*Work instructions*
Out of the lines below, please list those that hold the string "слежение".

-- start Entries provided --

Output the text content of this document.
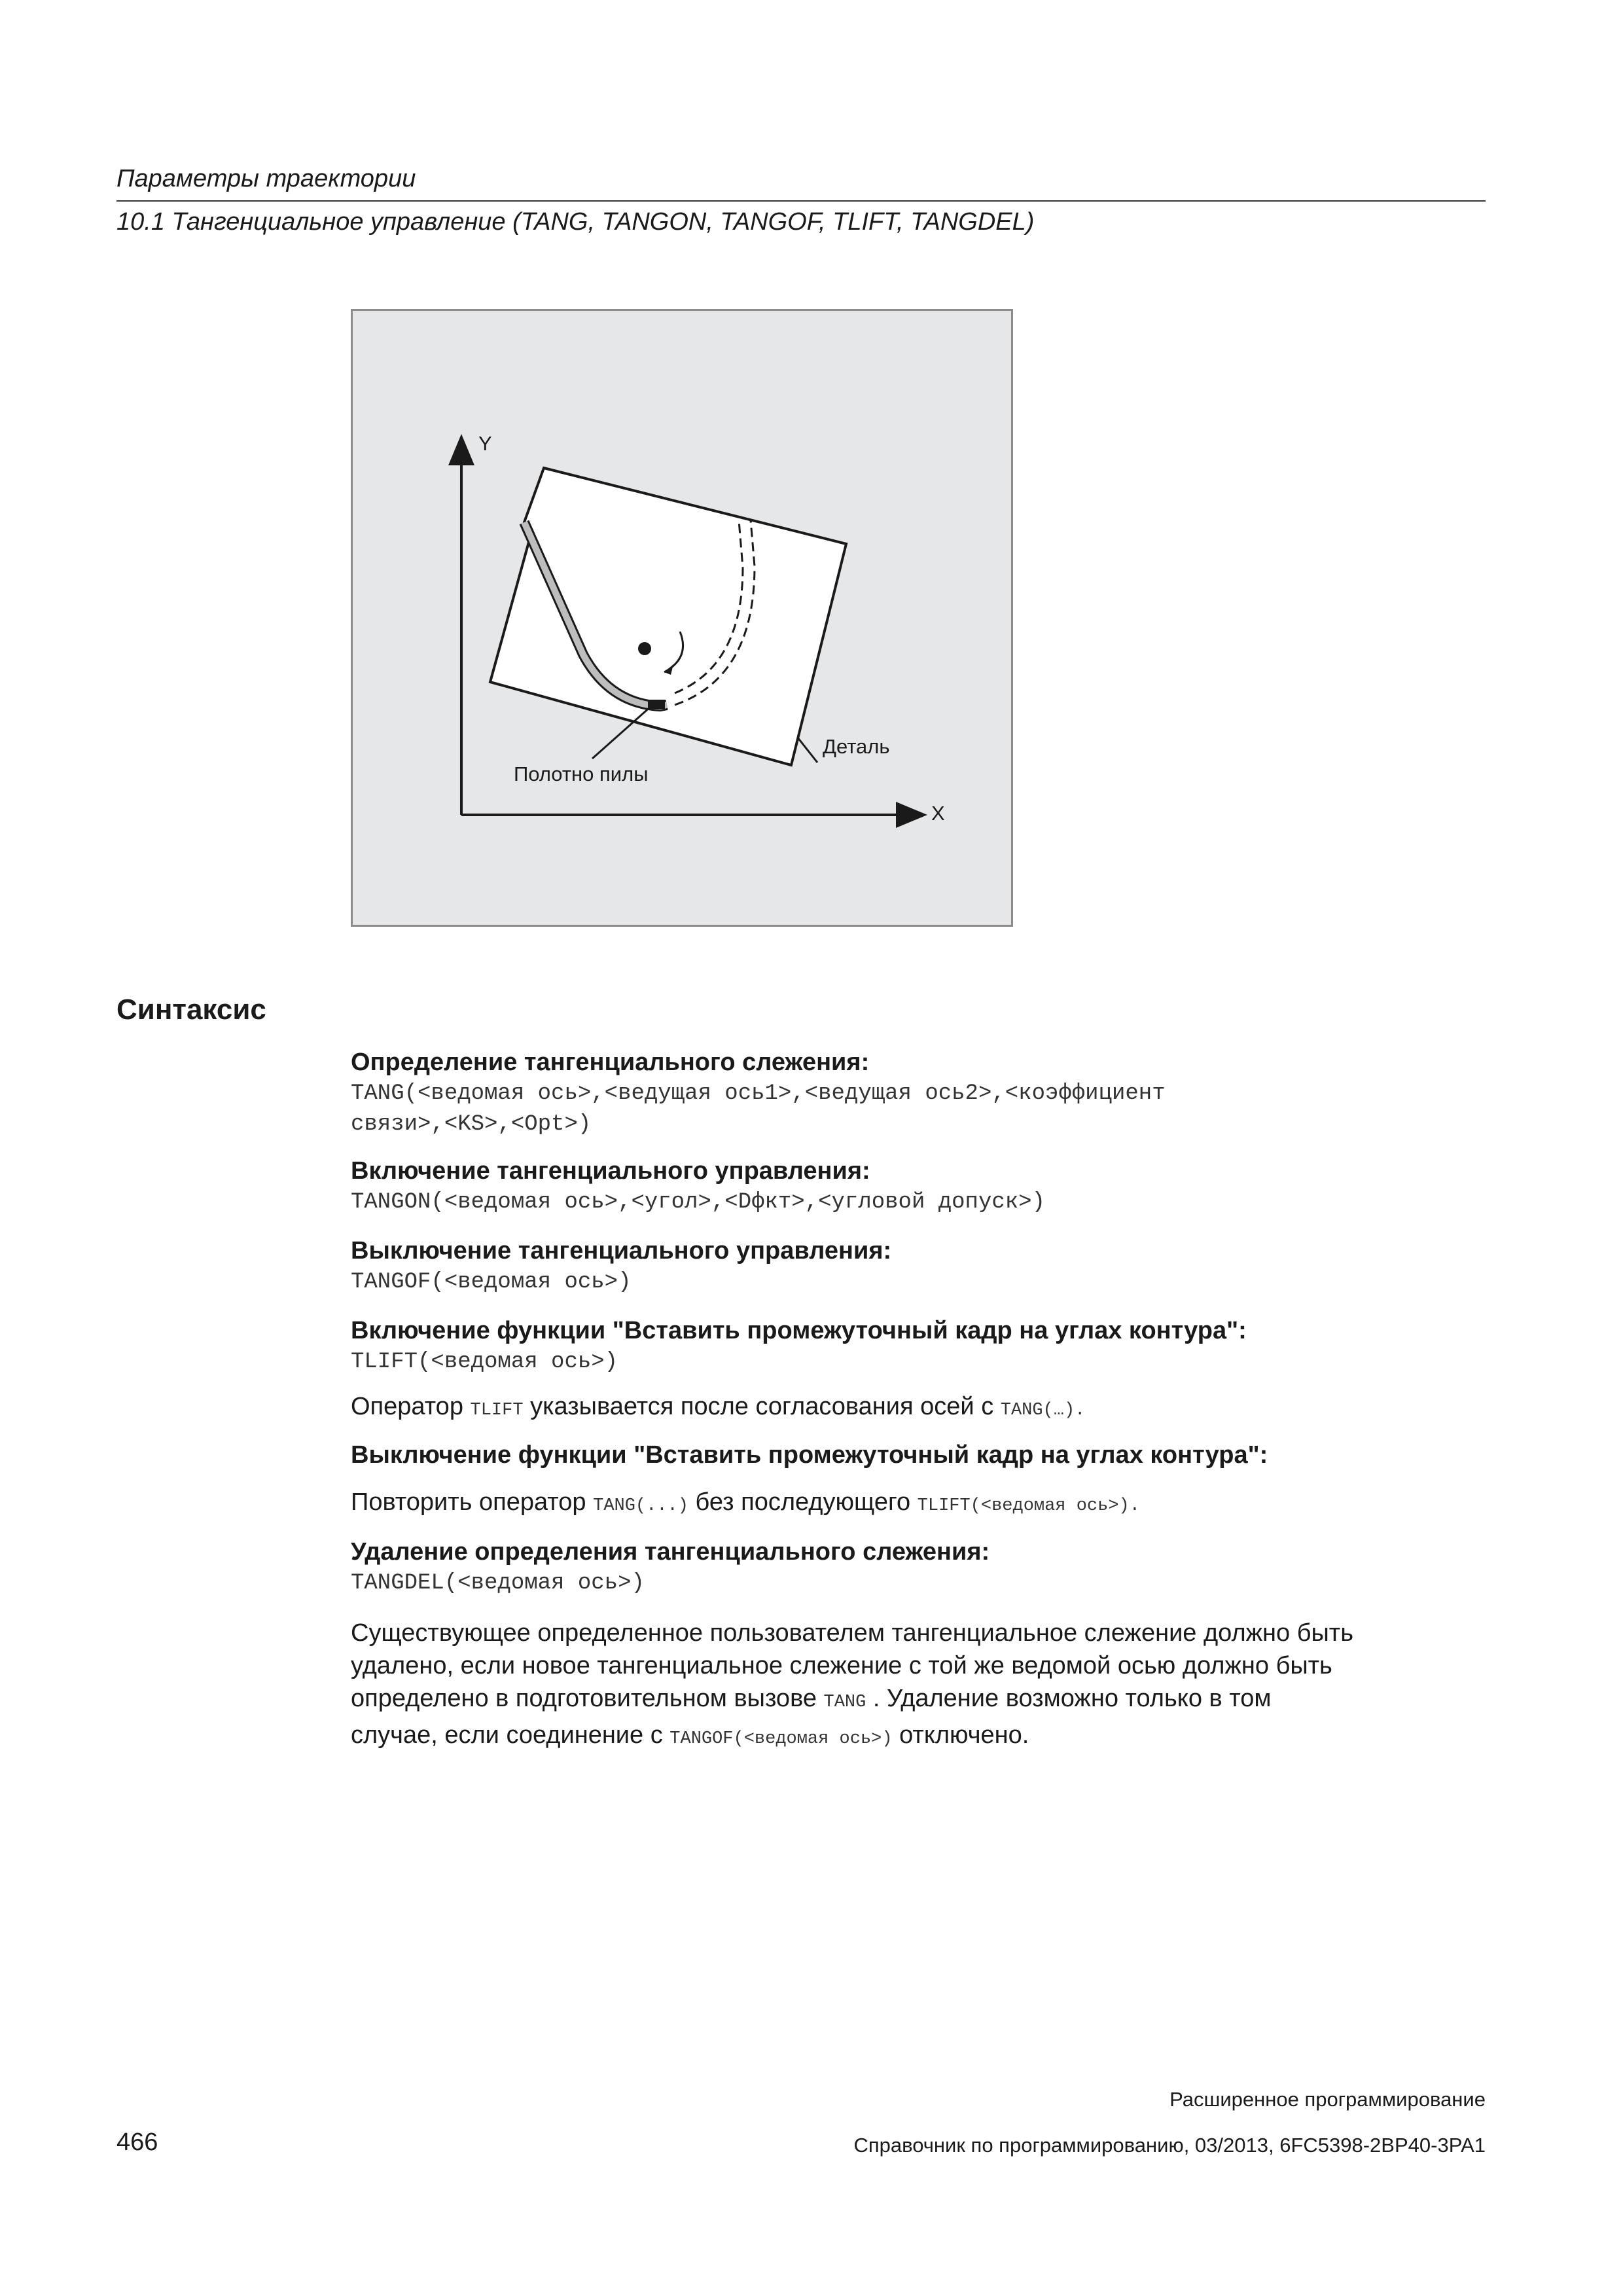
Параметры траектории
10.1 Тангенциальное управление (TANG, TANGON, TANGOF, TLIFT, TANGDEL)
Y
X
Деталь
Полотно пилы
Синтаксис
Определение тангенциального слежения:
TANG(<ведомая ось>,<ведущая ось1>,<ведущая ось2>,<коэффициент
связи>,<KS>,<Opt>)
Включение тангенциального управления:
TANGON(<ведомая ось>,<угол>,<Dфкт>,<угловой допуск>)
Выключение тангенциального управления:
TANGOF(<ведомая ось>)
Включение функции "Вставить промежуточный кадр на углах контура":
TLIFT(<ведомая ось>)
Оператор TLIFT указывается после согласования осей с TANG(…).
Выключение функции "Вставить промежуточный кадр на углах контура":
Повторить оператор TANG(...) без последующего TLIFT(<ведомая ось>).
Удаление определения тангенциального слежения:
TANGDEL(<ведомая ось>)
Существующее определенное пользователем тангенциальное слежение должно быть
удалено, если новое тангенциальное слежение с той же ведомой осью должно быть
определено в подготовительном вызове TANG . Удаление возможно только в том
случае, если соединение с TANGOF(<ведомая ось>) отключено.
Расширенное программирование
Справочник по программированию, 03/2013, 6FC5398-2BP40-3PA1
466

-- end Entries provided --

*Full answer*
Существующее определенное пользователем тангенциальное слежение должно быть
удалено, если новое тангенциальное слежение с той же ведомой осью должно быть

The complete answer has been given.